## WHAT YOU HAVE TO DO
Reproduce all records exactly.

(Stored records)
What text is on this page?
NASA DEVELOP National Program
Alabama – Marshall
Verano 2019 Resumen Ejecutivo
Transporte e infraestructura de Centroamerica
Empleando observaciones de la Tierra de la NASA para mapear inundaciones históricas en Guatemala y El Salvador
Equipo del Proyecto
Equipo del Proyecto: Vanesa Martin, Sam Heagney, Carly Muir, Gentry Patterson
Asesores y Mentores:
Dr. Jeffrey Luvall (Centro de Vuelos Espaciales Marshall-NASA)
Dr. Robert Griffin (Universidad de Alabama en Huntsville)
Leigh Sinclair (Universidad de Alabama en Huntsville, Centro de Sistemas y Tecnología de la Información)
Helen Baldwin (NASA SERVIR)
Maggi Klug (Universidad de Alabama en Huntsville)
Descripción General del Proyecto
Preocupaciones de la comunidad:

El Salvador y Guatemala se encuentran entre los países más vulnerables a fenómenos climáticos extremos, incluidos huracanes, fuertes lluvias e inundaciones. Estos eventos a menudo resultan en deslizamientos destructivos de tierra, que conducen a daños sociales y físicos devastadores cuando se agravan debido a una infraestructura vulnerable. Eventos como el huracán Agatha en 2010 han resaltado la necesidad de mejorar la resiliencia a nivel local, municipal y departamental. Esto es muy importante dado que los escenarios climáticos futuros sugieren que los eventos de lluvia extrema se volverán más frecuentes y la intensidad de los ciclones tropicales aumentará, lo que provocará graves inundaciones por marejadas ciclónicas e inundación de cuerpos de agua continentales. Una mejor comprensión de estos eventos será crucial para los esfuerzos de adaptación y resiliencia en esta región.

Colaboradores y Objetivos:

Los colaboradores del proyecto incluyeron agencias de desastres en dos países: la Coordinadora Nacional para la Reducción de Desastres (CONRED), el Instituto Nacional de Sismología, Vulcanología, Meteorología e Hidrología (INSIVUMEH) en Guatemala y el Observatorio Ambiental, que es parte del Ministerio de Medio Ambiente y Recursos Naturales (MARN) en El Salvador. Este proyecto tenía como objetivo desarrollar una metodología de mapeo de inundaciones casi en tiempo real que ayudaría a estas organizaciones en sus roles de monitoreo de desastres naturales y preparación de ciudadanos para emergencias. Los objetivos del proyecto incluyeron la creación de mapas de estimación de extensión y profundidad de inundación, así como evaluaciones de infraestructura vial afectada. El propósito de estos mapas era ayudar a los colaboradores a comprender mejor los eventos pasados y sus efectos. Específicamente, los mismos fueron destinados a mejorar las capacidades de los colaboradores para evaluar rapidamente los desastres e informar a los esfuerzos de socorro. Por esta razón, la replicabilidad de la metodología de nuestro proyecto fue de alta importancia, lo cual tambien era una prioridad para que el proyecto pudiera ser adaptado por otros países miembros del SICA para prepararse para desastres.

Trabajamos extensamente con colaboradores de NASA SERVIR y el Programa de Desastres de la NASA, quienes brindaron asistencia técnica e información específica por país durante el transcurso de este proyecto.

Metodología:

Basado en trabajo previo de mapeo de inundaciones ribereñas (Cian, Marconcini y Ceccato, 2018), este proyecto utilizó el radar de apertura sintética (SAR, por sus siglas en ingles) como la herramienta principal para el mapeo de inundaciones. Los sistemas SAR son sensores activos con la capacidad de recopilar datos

## OUTPUT FOR THIS EXERCISE
What text is on this page?
NASA DEVELOP National Program
Alabama – Marshall
Verano 2019 Resumen Ejecutivo
Transporte e infraestructura de Centroamerica
Empleando observaciones de la Tierra de la NASA para mapear inundaciones históricas en Guatemala y El Salvador
Equipo del Proyecto
Equipo del Proyecto: Vanesa Martin, Sam Heagney, Carly Muir, Gentry Patterson
Asesores y Mentores:
Dr. Jeffrey Luvall (Centro de Vuelos Espaciales Marshall-NASA)
Dr. Robert Griffin (Universidad de Alabama en Huntsville)
Leigh Sinclair (Universidad de Alabama en Huntsville, Centro de Sistemas y Tecnología de la Información)
Helen Baldwin (NASA SERVIR)
Maggi Klug (Universidad de Alabama en Huntsville)
Descripción General del Proyecto
Preocupaciones de la comunidad:

El Salvador y Guatemala se encuentran entre los países más vulnerables a fenómenos climáticos extremos, incluidos huracanes, fuertes lluvias e inundaciones. Estos eventos a menudo resultan en deslizamientos destructivos de tierra, que conducen a daños sociales y físicos devastadores cuando se agravan debido a una infraestructura vulnerable. Eventos como el huracán Agatha en 2010 han resaltado la necesidad de mejorar la resiliencia a nivel local, municipal y departamental. Esto es muy importante dado que los escenarios climáticos futuros sugieren que los eventos de lluvia extrema se volverán más frecuentes y la intensidad de los ciclones tropicales aumentará, lo que provocará graves inundaciones por marejadas ciclónicas e inundación de cuerpos de agua continentales. Una mejor comprensión de estos eventos será crucial para los esfuerzos de adaptación y resiliencia en esta región.

Colaboradores y Objetivos:

Los colaboradores del proyecto incluyeron agencias de desastres en dos países: la Coordinadora Nacional para la Reducción de Desastres (CONRED), el Instituto Nacional de Sismología, Vulcanología, Meteorología e Hidrología (INSIVUMEH) en Guatemala y el Observatorio Ambiental, que es parte del Ministerio de Medio Ambiente y Recursos Naturales (MARN) en El Salvador. Este proyecto tenía como objetivo desarrollar una metodología de mapeo de inundaciones casi en tiempo real que ayudaría a estas organizaciones en sus roles de monitoreo de desastres naturales y preparación de ciudadanos para emergencias. Los objetivos del proyecto incluyeron la creación de mapas de estimación de extensión y profundidad de inundación, así como evaluaciones de infraestructura vial afectada. El propósito de estos mapas era ayudar a los colaboradores a comprender mejor los eventos pasados y sus efectos. Específicamente, los mismos fueron destinados a mejorar las capacidades de los colaboradores para evaluar rapidamente los desastres e informar a los esfuerzos de socorro. Por esta razón, la replicabilidad de la metodología de nuestro proyecto fue de alta importancia, lo cual tambien era una prioridad para que el proyecto pudiera ser adaptado por otros países miembros del SICA para prepararse para desastres.

Trabajamos extensamente con colaboradores de NASA SERVIR y el Programa de Desastres de la NASA, quienes brindaron asistencia técnica e información específica por país durante el transcurso de este proyecto.

Metodología:

Basado en trabajo previo de mapeo de inundaciones ribereñas (Cian, Marconcini y Ceccato, 2018), este proyecto utilizó el radar de apertura sintética (SAR, por sus siglas en ingles) como la herramienta principal para el mapeo de inundaciones. Los sistemas SAR son sensores activos con la capacidad de recopilar datos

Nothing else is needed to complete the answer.